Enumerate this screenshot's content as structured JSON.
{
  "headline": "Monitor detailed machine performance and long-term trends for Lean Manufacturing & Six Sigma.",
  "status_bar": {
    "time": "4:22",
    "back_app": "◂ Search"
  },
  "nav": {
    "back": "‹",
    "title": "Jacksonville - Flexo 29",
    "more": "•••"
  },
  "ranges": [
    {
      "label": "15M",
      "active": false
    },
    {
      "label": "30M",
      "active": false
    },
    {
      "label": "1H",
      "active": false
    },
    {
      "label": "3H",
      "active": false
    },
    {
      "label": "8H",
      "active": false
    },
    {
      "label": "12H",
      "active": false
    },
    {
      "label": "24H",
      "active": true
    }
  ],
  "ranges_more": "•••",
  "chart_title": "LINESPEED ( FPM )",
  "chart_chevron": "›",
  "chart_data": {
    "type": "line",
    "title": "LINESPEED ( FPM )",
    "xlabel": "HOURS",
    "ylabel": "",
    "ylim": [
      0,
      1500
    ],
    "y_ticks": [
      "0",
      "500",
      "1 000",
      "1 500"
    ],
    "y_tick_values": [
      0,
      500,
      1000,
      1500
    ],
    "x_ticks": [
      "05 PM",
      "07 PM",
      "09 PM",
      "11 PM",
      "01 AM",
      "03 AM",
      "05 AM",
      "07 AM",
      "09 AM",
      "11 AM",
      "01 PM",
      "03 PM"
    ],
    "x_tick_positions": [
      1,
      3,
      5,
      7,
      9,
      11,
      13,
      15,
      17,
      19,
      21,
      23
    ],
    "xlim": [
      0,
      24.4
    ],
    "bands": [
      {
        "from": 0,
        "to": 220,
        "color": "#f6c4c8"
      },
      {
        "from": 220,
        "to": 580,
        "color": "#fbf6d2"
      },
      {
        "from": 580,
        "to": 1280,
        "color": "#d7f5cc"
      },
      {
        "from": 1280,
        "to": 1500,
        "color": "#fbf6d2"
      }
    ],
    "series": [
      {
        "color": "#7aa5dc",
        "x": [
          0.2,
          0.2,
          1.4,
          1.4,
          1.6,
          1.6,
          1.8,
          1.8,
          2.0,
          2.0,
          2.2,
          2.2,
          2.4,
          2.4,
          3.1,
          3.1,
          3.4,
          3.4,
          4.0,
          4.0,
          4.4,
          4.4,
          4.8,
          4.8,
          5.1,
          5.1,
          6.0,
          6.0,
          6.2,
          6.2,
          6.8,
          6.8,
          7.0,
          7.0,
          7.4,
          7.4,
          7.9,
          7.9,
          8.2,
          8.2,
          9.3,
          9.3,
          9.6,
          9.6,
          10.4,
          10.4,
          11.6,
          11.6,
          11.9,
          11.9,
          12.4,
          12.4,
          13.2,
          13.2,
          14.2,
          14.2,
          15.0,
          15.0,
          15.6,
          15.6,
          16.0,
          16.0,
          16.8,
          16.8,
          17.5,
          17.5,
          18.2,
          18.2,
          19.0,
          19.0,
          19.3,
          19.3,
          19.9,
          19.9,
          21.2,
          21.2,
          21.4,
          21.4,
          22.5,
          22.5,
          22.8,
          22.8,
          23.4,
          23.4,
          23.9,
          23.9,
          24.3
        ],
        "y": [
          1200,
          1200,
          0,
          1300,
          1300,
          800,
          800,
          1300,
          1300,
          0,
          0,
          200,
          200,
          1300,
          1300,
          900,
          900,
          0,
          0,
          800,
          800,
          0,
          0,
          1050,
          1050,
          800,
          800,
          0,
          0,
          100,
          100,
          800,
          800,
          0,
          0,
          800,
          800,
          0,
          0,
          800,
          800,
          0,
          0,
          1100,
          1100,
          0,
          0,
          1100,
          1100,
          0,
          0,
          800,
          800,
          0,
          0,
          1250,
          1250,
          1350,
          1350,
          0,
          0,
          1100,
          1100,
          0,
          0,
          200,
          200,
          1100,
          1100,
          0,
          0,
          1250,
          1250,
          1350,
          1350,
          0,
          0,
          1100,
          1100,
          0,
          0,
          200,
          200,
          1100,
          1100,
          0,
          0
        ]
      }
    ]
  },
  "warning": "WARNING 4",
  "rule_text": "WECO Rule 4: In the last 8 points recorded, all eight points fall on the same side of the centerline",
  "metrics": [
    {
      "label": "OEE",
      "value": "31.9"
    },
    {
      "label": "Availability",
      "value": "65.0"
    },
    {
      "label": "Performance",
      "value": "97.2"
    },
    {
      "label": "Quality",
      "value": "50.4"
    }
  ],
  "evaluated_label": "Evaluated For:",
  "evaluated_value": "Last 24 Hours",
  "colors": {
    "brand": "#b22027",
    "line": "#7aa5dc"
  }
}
◆ ◆ ◆
▶ **TO BE DONE**
Retype all the material above precisely, with no line left out.

▶ **FULL RESPONSE**
Enumerate this screenshot's content as structured JSON.
{
  "headline": "Monitor detailed machine performance and long-term trends for Lean Manufacturing & Six Sigma.",
  "status_bar": {
    "time": "4:22",
    "back_app": "◂ Search"
  },
  "nav": {
    "back": "‹",
    "title": "Jacksonville - Flexo 29",
    "more": "•••"
  },
  "ranges": [
    {
      "label": "15M",
      "active": false
    },
    {
      "label": "30M",
      "active": false
    },
    {
      "label": "1H",
      "active": false
    },
    {
      "label": "3H",
      "active": false
    },
    {
      "label": "8H",
      "active": false
    },
    {
      "label": "12H",
      "active": false
    },
    {
      "label": "24H",
      "active": true
    }
  ],
  "ranges_more": "•••",
  "chart_title": "LINESPEED ( FPM )",
  "chart_chevron": "›",
  "chart_data": {
    "type": "line",
    "title": "LINESPEED ( FPM )",
    "xlabel": "HOURS",
    "ylabel": "",
    "ylim": [
      0,
      1500
    ],
    "y_ticks": [
      "0",
      "500",
      "1 000",
      "1 500"
    ],
    "y_tick_values": [
      0,
      500,
      1000,
      1500
    ],
    "x_ticks": [
      "05 PM",
      "07 PM",
      "09 PM",
      "11 PM",
      "01 AM",
      "03 AM",
      "05 AM",
      "07 AM",
      "09 AM",
      "11 AM",
      "01 PM",
      "03 PM"
    ],
    "x_tick_positions": [
      1,
      3,
      5,
      7,
      9,
      11,
      13,
      15,
      17,
      19,
      21,
      23
    ],
    "xlim": [
      0,
      24.4
    ],
    "bands": [
      {
        "from": 0,
        "to": 220,
        "color": "#f6c4c8"
      },
      {
        "from": 220,
        "to": 580,
        "color": "#fbf6d2"
      },
      {
        "from": 580,
        "to": 1280,
        "color": "#d7f5cc"
      },
      {
        "from": 1280,
        "to": 1500,
        "color": "#fbf6d2"
      }
    ],
    "series": [
      {
        "color": "#7aa5dc",
        "x": [
          0.2,
          0.2,
          1.4,
          1.4,
          1.6,
          1.6,
          1.8,
          1.8,
          2.0,
          2.0,
          2.2,
          2.2,
          2.4,
          2.4,
          3.1,
          3.1,
          3.4,
          3.4,
          4.0,
          4.0,
          4.4,
          4.4,
          4.8,
          4.8,
          5.1,
          5.1,
          6.0,
          6.0,
          6.2,
          6.2,
          6.8,
          6.8,
          7.0,
          7.0,
          7.4,
          7.4,
          7.9,
          7.9,
          8.2,
          8.2,
          9.3,
          9.3,
          9.6,
          9.6,
          10.4,
          10.4,
          11.6,
          11.6,
          11.9,
          11.9,
          12.4,
          12.4,
          13.2,
          13.2,
          14.2,
          14.2,
          15.0,
          15.0,
          15.6,
          15.6,
          16.0,
          16.0,
          16.8,
          16.8,
          17.5,
          17.5,
          18.2,
          18.2,
          19.0,
          19.0,
          19.3,
          19.3,
          19.9,
          19.9,
          21.2,
          21.2,
          21.4,
          21.4,
          22.5,
          22.5,
          22.8,
          22.8,
          23.4,
          23.4,
          23.9,
          23.9,
          24.3
        ],
        "y": [
          1200,
          1200,
          0,
          1300,
          1300,
          800,
          800,
          1300,
          1300,
          0,
          0,
          200,
          200,
          1300,
          1300,
          900,
          900,
          0,
          0,
          800,
          800,
          0,
          0,
          1050,
          1050,
          800,
          800,
          0,
          0,
          100,
          100,
          800,
          800,
          0,
          0,
          800,
          800,
          0,
          0,
          800,
          800,
          0,
          0,
          1100,
          1100,
          0,
          0,
          1100,
          1100,
          0,
          0,
          800,
          800,
          0,
          0,
          1250,
          1250,
          1350,
          1350,
          0,
          0,
          1100,
          1100,
          0,
          0,
          200,
          200,
          1100,
          1100,
          0,
          0,
          1250,
          1250,
          1350,
          1350,
          0,
          0,
          1100,
          1100,
          0,
          0,
          200,
          200,
          1100,
          1100,
          0,
          0
        ]
      }
    ]
  },
  "warning": "WARNING 4",
  "rule_text": "WECO Rule 4: In the last 8 points recorded, all eight points fall on the same side of the centerline",
  "metrics": [
    {
      "label": "OEE",
      "value": "31.9"
    },
    {
      "label": "Availability",
      "value": "65.0"
    },
    {
      "label": "Performance",
      "value": "97.2"
    },
    {
      "label": "Quality",
      "value": "50.4"
    }
  ],
  "evaluated_label": "Evaluated For:",
  "evaluated_value": "Last 24 Hours",
  "colors": {
    "brand": "#b22027",
    "line": "#7aa5dc"
  }
}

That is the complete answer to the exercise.